What the exercise asks. Your task is to print the material below exactly as presented.

Data for this task.
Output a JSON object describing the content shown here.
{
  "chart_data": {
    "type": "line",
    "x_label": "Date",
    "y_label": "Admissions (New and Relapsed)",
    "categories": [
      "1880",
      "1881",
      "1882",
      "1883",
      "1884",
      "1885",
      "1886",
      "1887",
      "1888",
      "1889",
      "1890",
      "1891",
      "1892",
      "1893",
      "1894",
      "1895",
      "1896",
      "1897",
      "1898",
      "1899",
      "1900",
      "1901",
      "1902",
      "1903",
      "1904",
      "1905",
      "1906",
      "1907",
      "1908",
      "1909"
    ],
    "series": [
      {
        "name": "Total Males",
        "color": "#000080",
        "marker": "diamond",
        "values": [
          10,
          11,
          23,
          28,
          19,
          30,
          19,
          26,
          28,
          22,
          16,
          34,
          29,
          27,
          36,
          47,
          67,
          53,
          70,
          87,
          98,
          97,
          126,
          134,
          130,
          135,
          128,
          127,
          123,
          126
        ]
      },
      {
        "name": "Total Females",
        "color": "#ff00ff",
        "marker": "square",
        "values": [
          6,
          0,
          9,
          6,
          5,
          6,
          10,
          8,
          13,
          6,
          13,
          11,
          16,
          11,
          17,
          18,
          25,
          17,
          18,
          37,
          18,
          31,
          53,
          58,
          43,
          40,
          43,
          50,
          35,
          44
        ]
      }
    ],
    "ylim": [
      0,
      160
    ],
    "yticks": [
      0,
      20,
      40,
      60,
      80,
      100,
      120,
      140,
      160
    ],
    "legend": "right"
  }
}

Complete output.
Output a JSON object describing the content shown here.
{
  "chart_data": {
    "type": "line",
    "x_label": "Date",
    "y_label": "Admissions (New and Relapsed)",
    "categories": [
      "1880",
      "1881",
      "1882",
      "1883",
      "1884",
      "1885",
      "1886",
      "1887",
      "1888",
      "1889",
      "1890",
      "1891",
      "1892",
      "1893",
      "1894",
      "1895",
      "1896",
      "1897",
      "1898",
      "1899",
      "1900",
      "1901",
      "1902",
      "1903",
      "1904",
      "1905",
      "1906",
      "1907",
      "1908",
      "1909"
    ],
    "series": [
      {
        "name": "Total Males",
        "color": "#000080",
        "marker": "diamond",
        "values": [
          10,
          11,
          23,
          28,
          19,
          30,
          19,
          26,
          28,
          22,
          16,
          34,
          29,
          27,
          36,
          47,
          67,
          53,
          70,
          87,
          98,
          97,
          126,
          134,
          130,
          135,
          128,
          127,
          123,
          126
        ]
      },
      {
        "name": "Total Females",
        "color": "#ff00ff",
        "marker": "square",
        "values": [
          6,
          0,
          9,
          6,
          5,
          6,
          10,
          8,
          13,
          6,
          13,
          11,
          16,
          11,
          17,
          18,
          25,
          17,
          18,
          37,
          18,
          31,
          53,
          58,
          43,
          40,
          43,
          50,
          35,
          44
        ]
      }
    ],
    "ylim": [
      0,
      160
    ],
    "yticks": [
      0,
      20,
      40,
      60,
      80,
      100,
      120,
      140,
      160
    ],
    "legend": "right"
  }
}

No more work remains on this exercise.